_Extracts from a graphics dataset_
════

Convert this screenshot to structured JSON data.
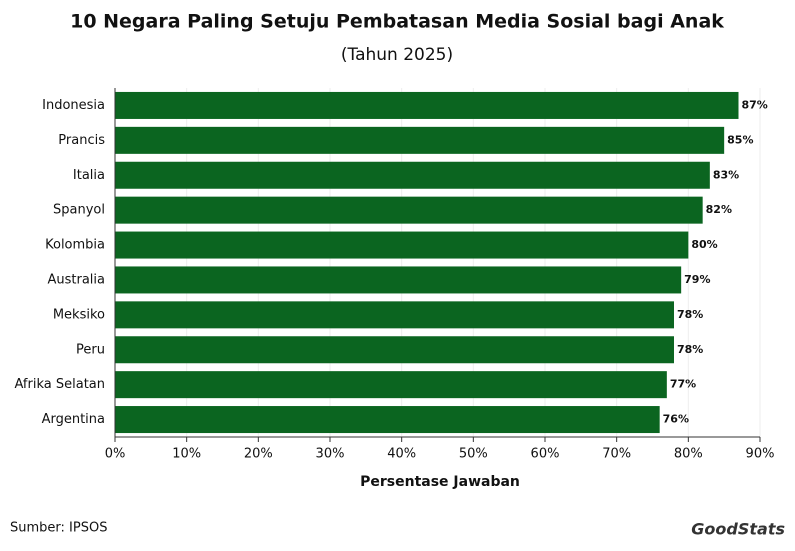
{
  "chart_data": {
    "type": "barh",
    "title": "10 Negara Paling Setuju Pembatasan Media Sosial bagi Anak",
    "subtitle": "(Tahun 2025)",
    "x_label": "Persentase Jawaban",
    "source": "Sumber: IPSOS",
    "logo": "GoodStats",
    "categories": [
      "Indonesia",
      "Prancis",
      "Italia",
      "Spanyol",
      "Kolombia",
      "Australia",
      "Meksiko",
      "Peru",
      "Afrika Selatan",
      "Argentina"
    ],
    "values": [
      87,
      85,
      83,
      82,
      80,
      79,
      78,
      78,
      77,
      76
    ],
    "value_labels": [
      "87%",
      "85%",
      "83%",
      "82%",
      "80%",
      "79%",
      "78%",
      "78%",
      "77%",
      "76%"
    ],
    "color": "#0b6520",
    "xlim": [
      0,
      90
    ],
    "xticks": [
      {
        "value": 0,
        "label": "0%"
      },
      {
        "value": 10,
        "label": "10%"
      },
      {
        "value": 20,
        "label": "20%"
      },
      {
        "value": 30,
        "label": "30%"
      },
      {
        "value": 40,
        "label": "40%"
      },
      {
        "value": 50,
        "label": "50%"
      },
      {
        "value": 60,
        "label": "60%"
      },
      {
        "value": 70,
        "label": "70%"
      },
      {
        "value": 80,
        "label": "80%"
      },
      {
        "value": 90,
        "label": "90%"
      }
    ],
    "grid": true
  }
}
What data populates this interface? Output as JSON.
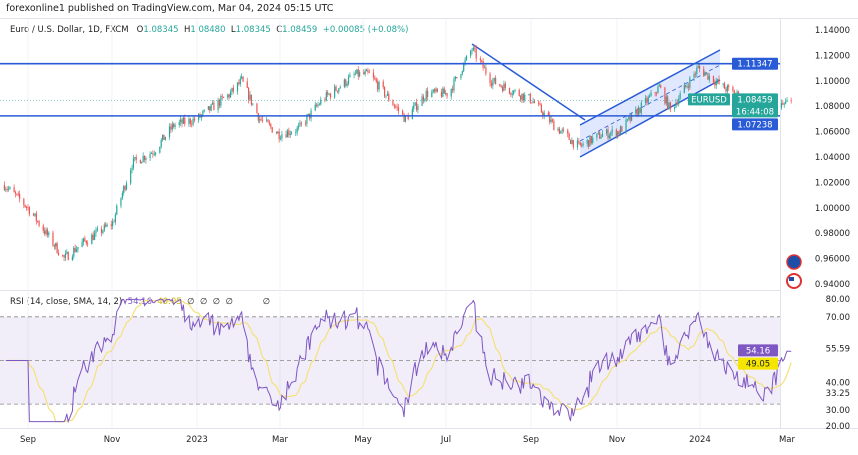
{
  "header": {
    "published": "forexonline1 published on TradingView.com, Mar 04, 2024 05:15 UTC",
    "symbol": "Euro / U.S. Dollar, 1D, FXCM",
    "open_label": "O",
    "open": "1.08345",
    "high_label": "H",
    "high": "1.08480",
    "low_label": "L",
    "low": "1.08345",
    "close_label": "C",
    "close": "1.08459",
    "change": "+0.00085 (+0.08%)"
  },
  "colors": {
    "up": "#26a69a",
    "down": "#ef5350",
    "line": "#2a5bd7",
    "rsi": "#7e57c2",
    "rsi_ma": "#f5e07a",
    "channel_fill": "#2962ff"
  },
  "chart_data": [
    {
      "type": "candlestick",
      "title": "Euro / U.S. Dollar, 1D, FXCM",
      "ylim": [
        0.94,
        1.14
      ],
      "y_ticks": [
        "1.14000",
        "1.12000",
        "1.10000",
        "1.08000",
        "1.06000",
        "1.04000",
        "1.02000",
        "1.00000",
        "0.98000",
        "0.96000",
        "0.94000"
      ],
      "x_ticks": [
        "Sep",
        "Nov",
        "2023",
        "Mar",
        "May",
        "Jul",
        "Sep",
        "Nov",
        "2024",
        "Mar"
      ],
      "approx_close_path": [
        [
          "2022-08-15",
          1.018
        ],
        [
          "2022-09-01",
          1.0
        ],
        [
          "2022-09-27",
          0.96
        ],
        [
          "2022-10-10",
          0.972
        ],
        [
          "2022-11-01",
          0.988
        ],
        [
          "2022-11-15",
          1.035
        ],
        [
          "2022-12-01",
          1.045
        ],
        [
          "2022-12-15",
          1.065
        ],
        [
          "2023-01-01",
          1.07
        ],
        [
          "2023-01-25",
          1.09
        ],
        [
          "2023-02-02",
          1.1
        ],
        [
          "2023-02-15",
          1.07
        ],
        [
          "2023-03-01",
          1.058
        ],
        [
          "2023-03-15",
          1.062
        ],
        [
          "2023-04-01",
          1.085
        ],
        [
          "2023-04-25",
          1.105
        ],
        [
          "2023-05-05",
          1.105
        ],
        [
          "2023-05-31",
          1.07
        ],
        [
          "2023-06-15",
          1.09
        ],
        [
          "2023-07-01",
          1.09
        ],
        [
          "2023-07-18",
          1.125
        ],
        [
          "2023-08-01",
          1.1
        ],
        [
          "2023-08-30",
          1.085
        ],
        [
          "2023-09-15",
          1.065
        ],
        [
          "2023-10-03",
          1.048
        ],
        [
          "2023-10-20",
          1.058
        ],
        [
          "2023-11-01",
          1.06
        ],
        [
          "2023-11-30",
          1.095
        ],
        [
          "2023-12-08",
          1.077
        ],
        [
          "2023-12-28",
          1.11
        ],
        [
          "2024-01-15",
          1.095
        ],
        [
          "2024-02-01",
          1.085
        ],
        [
          "2024-02-14",
          1.072
        ],
        [
          "2024-03-04",
          1.0846
        ]
      ],
      "levels": [
        {
          "label": "1.11347",
          "value": 1.11347
        },
        {
          "label": "1.07238",
          "value": 1.07238
        }
      ],
      "last_price": {
        "symbol": "EURUSD",
        "price": "1.08459",
        "countdown": "16:44:08",
        "value": 1.08459
      }
    },
    {
      "type": "line",
      "title": "RSI (14, close, SMA, 14, 2)",
      "legend_values": [
        "54.16",
        "49.05"
      ],
      "empty_values": [
        "∅",
        "∅",
        "∅",
        "∅",
        "∅"
      ],
      "ylim": [
        20,
        80
      ],
      "y_ticks": [
        "80.00",
        "70.00",
        "55.59",
        "40.00",
        "33.25",
        "30.00",
        "20.00"
      ],
      "band": [
        30,
        70
      ],
      "rsi_last": {
        "label": "54.16",
        "value": 54.16
      },
      "ma_last": {
        "label": "49.05",
        "value": 49.05
      }
    }
  ]
}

════

Search the entries for the word "this" and copy every line that has it.

_Expected answer_
Convert this screenshot to structured JSON data.
What data populates this interface? Output as JSON.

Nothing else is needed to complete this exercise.